● **EXERCISE BRIEF**:
Repeat every record below exactly, leaving out the pictures.

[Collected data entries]
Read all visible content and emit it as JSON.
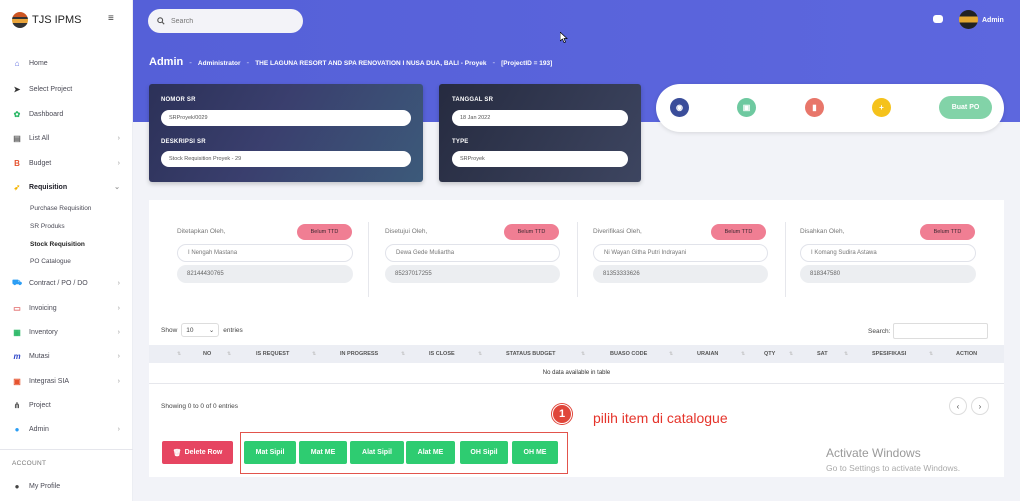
{
  "app": {
    "brand": "TJS IPMS"
  },
  "sidebar": {
    "items": [
      {
        "label": "Home",
        "icon": "home-icon"
      },
      {
        "label": "Select Project",
        "icon": "send-icon"
      },
      {
        "label": "Dashboard",
        "icon": "gear-icon"
      },
      {
        "label": "List All",
        "icon": "document-icon"
      },
      {
        "label": "Budget",
        "icon": "budget-icon"
      },
      {
        "label": "Requisition",
        "icon": "rocket-icon"
      },
      {
        "label": "Contract / PO / DO",
        "icon": "cart-icon"
      },
      {
        "label": "Invoicing",
        "icon": "invoice-icon"
      },
      {
        "label": "Inventory",
        "icon": "inventory-icon"
      },
      {
        "label": "Mutasi",
        "icon": "mutasi-icon"
      },
      {
        "label": "Integrasi SIA",
        "icon": "integration-icon"
      },
      {
        "label": "Project",
        "icon": "sitemap-icon"
      },
      {
        "label": "Admin",
        "icon": "user-icon"
      }
    ],
    "sub_items": [
      "Purchase Requisition",
      "SR Produks",
      "Stock Requisition",
      "PO Catalogue"
    ],
    "account_label": "ACCOUNT",
    "profile_label": "My Profile"
  },
  "header": {
    "search_placeholder": "Search",
    "admin_name": "Admin"
  },
  "breadcrumb": {
    "root": "Admin",
    "sep": "-",
    "role": "Administrator",
    "project": "THE LAGUNA RESORT AND SPA RENOVATION I NUSA DUA, BALI - Proyek",
    "project_id": "[ProjectID = 193]"
  },
  "sr_card": {
    "nomor_label": "NOMOR SR",
    "nomor_value": "SRProyek/0029",
    "deskripsi_label": "DESKRIPSI SR",
    "deskripsi_value": "Stock Requisition Proyek - 29"
  },
  "date_card": {
    "tanggal_label": "TANGGAL SR",
    "tanggal_value": "18 Jan 2022",
    "type_label": "TYPE",
    "type_value": "SRProyek"
  },
  "actions": {
    "buat_po": "Buat PO"
  },
  "signatures": [
    {
      "title": "Ditetapkan Oleh,",
      "status": "Belum TTD",
      "name": "I Nengah Mastana",
      "phone": "82144430765"
    },
    {
      "title": "Disetujui Oleh,",
      "status": "Belum TTD",
      "name": "Dewa Gede Muliartha",
      "phone": "85237017255"
    },
    {
      "title": "Diverifikasi Oleh,",
      "status": "Belum TTD",
      "name": "Ni Wayan Githa Putri Indrayani",
      "phone": "81353333626"
    },
    {
      "title": "Disahkan Oleh,",
      "status": "Belum TTD",
      "name": "I Komang Sudira Astawa",
      "phone": "818347580"
    }
  ],
  "table": {
    "show_label": "Show",
    "entries_value": "10",
    "entries_label": "entries",
    "search_label": "Search:",
    "columns": [
      "NO",
      "IS REQUEST",
      "IN PROGRESS",
      "IS CLOSE",
      "STATAUS BUDGET",
      "BUASO CODE",
      "URAIAN",
      "QTY",
      "SAT",
      "SPESIFIKASI",
      "ACTION"
    ],
    "empty_text": "No data available in table",
    "info": "Showing 0 to 0 of 0 entries",
    "prev": "‹",
    "next": "›"
  },
  "footer_buttons": {
    "delete": "Delete Row",
    "catalogue": [
      "Mat Sipil",
      "Mat ME",
      "Alat Sipil",
      "Alat ME",
      "OH Sipil",
      "OH ME"
    ]
  },
  "annotation": {
    "number": "1",
    "text": "pilih item di catalogue"
  },
  "watermark": {
    "title": "Activate Windows",
    "subtitle": "Go to Settings to activate Windows."
  },
  "colors": {
    "accent": "#5863db",
    "green": "#2ecc71",
    "danger": "#e64561",
    "ttd": "#f07e93"
  }
}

● **RESULT OF THE EXERCISE**:
Read all visible content and emit it as JSON.
{
  "app": {
    "brand": "TJS IPMS"
  },
  "sidebar": {
    "items": [
      {
        "label": "Home",
        "icon": "home-icon"
      },
      {
        "label": "Select Project",
        "icon": "send-icon"
      },
      {
        "label": "Dashboard",
        "icon": "gear-icon"
      },
      {
        "label": "List All",
        "icon": "document-icon"
      },
      {
        "label": "Budget",
        "icon": "budget-icon"
      },
      {
        "label": "Requisition",
        "icon": "rocket-icon"
      },
      {
        "label": "Contract / PO / DO",
        "icon": "cart-icon"
      },
      {
        "label": "Invoicing",
        "icon": "invoice-icon"
      },
      {
        "label": "Inventory",
        "icon": "inventory-icon"
      },
      {
        "label": "Mutasi",
        "icon": "mutasi-icon"
      },
      {
        "label": "Integrasi SIA",
        "icon": "integration-icon"
      },
      {
        "label": "Project",
        "icon": "sitemap-icon"
      },
      {
        "label": "Admin",
        "icon": "user-icon"
      }
    ],
    "sub_items": [
      "Purchase Requisition",
      "SR Produks",
      "Stock Requisition",
      "PO Catalogue"
    ],
    "account_label": "ACCOUNT",
    "profile_label": "My Profile"
  },
  "header": {
    "search_placeholder": "Search",
    "admin_name": "Admin"
  },
  "breadcrumb": {
    "root": "Admin",
    "sep": "-",
    "role": "Administrator",
    "project": "THE LAGUNA RESORT AND SPA RENOVATION I NUSA DUA, BALI - Proyek",
    "project_id": "[ProjectID = 193]"
  },
  "sr_card": {
    "nomor_label": "NOMOR SR",
    "nomor_value": "SRProyek/0029",
    "deskripsi_label": "DESKRIPSI SR",
    "deskripsi_value": "Stock Requisition Proyek - 29"
  },
  "date_card": {
    "tanggal_label": "TANGGAL SR",
    "tanggal_value": "18 Jan 2022",
    "type_label": "TYPE",
    "type_value": "SRProyek"
  },
  "actions": {
    "buat_po": "Buat PO"
  },
  "signatures": [
    {
      "title": "Ditetapkan Oleh,",
      "status": "Belum TTD",
      "name": "I Nengah Mastana",
      "phone": "82144430765"
    },
    {
      "title": "Disetujui Oleh,",
      "status": "Belum TTD",
      "name": "Dewa Gede Muliartha",
      "phone": "85237017255"
    },
    {
      "title": "Diverifikasi Oleh,",
      "status": "Belum TTD",
      "name": "Ni Wayan Githa Putri Indrayani",
      "phone": "81353333626"
    },
    {
      "title": "Disahkan Oleh,",
      "status": "Belum TTD",
      "name": "I Komang Sudira Astawa",
      "phone": "818347580"
    }
  ],
  "table": {
    "show_label": "Show",
    "entries_value": "10",
    "entries_label": "entries",
    "search_label": "Search:",
    "columns": [
      "NO",
      "IS REQUEST",
      "IN PROGRESS",
      "IS CLOSE",
      "STATAUS BUDGET",
      "BUASO CODE",
      "URAIAN",
      "QTY",
      "SAT",
      "SPESIFIKASI",
      "ACTION"
    ],
    "empty_text": "No data available in table",
    "info": "Showing 0 to 0 of 0 entries",
    "prev": "‹",
    "next": "›"
  },
  "footer_buttons": {
    "delete": "Delete Row",
    "catalogue": [
      "Mat Sipil",
      "Mat ME",
      "Alat Sipil",
      "Alat ME",
      "OH Sipil",
      "OH ME"
    ]
  },
  "annotation": {
    "number": "1",
    "text": "pilih item di catalogue"
  },
  "watermark": {
    "title": "Activate Windows",
    "subtitle": "Go to Settings to activate Windows."
  },
  "colors": {
    "accent": "#5863db",
    "green": "#2ecc71",
    "danger": "#e64561",
    "ttd": "#f07e93"
  }
}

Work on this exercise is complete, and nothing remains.